Written task: Extract each line bearing the word "McKenzie".
====== Data supplied
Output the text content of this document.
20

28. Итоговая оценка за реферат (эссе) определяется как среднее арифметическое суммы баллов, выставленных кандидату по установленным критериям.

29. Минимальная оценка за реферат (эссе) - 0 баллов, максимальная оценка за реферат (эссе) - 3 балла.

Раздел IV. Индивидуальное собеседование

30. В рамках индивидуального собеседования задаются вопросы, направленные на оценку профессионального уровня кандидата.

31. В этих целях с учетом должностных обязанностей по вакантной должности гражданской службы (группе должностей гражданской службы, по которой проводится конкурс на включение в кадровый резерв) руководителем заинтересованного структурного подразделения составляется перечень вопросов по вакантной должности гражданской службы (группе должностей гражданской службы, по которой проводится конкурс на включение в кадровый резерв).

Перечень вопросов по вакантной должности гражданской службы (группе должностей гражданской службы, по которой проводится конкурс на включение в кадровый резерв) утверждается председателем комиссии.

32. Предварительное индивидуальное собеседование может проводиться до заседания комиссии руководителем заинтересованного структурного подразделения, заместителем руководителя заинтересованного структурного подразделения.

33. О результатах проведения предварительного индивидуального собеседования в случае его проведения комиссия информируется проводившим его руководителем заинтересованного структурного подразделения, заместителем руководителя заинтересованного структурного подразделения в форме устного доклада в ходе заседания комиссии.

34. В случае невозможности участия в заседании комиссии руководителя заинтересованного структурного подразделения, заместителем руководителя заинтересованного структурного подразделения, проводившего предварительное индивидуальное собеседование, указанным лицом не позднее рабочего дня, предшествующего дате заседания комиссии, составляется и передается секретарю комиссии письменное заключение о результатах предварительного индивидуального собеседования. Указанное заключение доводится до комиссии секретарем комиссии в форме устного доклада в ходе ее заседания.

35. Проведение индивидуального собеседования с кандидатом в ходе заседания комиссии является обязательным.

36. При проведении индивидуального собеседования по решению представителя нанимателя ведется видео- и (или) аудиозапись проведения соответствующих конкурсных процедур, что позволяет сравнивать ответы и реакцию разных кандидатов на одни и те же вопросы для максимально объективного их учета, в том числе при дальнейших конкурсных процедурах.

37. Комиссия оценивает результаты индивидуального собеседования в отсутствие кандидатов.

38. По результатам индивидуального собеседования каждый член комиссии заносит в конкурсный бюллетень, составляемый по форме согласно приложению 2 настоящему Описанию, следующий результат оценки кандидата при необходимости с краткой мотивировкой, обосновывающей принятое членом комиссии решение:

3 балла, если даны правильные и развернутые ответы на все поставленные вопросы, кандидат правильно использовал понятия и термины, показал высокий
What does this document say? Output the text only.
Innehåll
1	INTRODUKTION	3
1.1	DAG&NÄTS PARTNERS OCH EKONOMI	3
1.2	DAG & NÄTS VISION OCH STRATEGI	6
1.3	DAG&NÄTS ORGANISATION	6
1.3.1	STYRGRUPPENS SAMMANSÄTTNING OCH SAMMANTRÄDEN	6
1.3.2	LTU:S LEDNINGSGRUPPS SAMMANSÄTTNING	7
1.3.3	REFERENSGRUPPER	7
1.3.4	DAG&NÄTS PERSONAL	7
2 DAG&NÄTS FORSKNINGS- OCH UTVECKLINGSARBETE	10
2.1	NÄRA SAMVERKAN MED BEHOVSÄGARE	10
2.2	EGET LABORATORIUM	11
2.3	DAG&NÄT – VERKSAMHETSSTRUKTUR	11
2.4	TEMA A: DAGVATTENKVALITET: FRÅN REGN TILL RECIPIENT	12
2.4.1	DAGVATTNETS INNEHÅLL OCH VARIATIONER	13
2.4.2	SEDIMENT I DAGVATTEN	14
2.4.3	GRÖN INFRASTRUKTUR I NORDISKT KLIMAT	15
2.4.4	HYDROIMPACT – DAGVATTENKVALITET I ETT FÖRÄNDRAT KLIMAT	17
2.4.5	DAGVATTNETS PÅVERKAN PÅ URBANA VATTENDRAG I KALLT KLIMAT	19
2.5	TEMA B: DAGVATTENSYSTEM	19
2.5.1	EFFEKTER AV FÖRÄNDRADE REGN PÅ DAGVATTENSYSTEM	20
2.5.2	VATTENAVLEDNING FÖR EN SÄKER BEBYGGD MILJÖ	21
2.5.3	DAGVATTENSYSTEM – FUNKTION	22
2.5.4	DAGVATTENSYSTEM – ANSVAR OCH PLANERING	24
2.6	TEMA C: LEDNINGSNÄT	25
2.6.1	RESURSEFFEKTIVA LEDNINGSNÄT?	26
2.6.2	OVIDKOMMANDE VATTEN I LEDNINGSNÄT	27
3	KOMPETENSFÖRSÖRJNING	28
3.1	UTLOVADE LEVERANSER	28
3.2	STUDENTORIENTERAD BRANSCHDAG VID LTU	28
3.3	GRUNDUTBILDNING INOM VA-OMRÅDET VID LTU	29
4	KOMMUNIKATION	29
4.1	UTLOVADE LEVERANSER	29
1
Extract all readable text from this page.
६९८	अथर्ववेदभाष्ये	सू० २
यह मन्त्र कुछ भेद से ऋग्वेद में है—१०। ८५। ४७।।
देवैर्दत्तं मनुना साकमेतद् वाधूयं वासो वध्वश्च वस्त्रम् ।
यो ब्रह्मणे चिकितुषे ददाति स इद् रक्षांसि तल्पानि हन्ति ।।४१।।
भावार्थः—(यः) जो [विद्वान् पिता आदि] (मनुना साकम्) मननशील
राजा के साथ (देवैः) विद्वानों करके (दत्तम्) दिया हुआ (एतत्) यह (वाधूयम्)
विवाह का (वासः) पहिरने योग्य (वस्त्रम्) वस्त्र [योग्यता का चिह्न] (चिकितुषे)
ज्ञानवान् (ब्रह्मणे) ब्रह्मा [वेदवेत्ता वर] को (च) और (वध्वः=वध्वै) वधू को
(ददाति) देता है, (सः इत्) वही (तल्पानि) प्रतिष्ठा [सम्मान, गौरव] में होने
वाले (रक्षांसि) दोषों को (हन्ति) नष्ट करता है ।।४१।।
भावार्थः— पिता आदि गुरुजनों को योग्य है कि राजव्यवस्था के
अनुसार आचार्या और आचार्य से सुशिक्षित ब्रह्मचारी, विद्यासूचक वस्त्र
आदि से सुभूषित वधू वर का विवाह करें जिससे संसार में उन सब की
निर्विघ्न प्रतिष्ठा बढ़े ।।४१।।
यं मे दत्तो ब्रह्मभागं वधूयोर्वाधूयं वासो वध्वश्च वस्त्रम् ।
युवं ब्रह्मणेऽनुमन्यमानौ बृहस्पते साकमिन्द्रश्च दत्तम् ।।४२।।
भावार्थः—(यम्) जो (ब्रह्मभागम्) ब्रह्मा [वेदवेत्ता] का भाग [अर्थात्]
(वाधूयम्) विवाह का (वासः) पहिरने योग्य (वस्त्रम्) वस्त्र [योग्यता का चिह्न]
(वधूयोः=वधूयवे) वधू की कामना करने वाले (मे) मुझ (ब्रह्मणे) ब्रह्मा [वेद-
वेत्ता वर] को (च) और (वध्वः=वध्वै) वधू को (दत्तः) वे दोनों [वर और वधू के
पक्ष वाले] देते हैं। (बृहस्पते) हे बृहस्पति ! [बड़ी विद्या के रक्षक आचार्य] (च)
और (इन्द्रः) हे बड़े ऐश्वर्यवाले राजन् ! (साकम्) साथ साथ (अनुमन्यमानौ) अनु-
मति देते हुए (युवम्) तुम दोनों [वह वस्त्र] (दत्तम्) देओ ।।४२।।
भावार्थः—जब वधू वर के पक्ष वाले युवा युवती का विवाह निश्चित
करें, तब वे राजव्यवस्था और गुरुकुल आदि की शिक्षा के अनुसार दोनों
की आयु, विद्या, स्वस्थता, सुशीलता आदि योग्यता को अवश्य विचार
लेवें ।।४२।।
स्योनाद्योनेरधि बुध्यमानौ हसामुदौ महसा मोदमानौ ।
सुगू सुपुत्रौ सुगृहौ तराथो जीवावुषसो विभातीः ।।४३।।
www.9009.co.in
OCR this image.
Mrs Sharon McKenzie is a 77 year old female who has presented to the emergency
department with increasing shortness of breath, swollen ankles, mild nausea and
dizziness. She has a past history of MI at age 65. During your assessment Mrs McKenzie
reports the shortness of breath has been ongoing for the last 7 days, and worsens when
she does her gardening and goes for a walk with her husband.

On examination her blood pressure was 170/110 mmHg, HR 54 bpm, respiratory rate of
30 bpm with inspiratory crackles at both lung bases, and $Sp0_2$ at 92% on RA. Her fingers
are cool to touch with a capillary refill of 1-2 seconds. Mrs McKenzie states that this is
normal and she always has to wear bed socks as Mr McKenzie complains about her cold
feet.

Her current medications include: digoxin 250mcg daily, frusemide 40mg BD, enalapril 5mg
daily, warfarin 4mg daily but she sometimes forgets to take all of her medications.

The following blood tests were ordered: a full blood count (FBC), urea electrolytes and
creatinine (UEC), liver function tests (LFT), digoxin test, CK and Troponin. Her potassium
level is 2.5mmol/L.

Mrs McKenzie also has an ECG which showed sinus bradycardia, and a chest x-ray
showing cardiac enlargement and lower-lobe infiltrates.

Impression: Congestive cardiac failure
============
Solution to the problem:
Mrs Sharon McKenzie is a 77 year old female who has presented to the emergency
dizziness. She has a past history of MI at age 65. During your assessment Mrs McKenzie
are cool to touch with a capillary refill of 1-2 seconds. Mrs McKenzie states that this is
normal and she always has to wear bed socks as Mr McKenzie complains about her cold
Mrs McKenzie also has an ECG which showed sinus bradycardia, and a chest x-ray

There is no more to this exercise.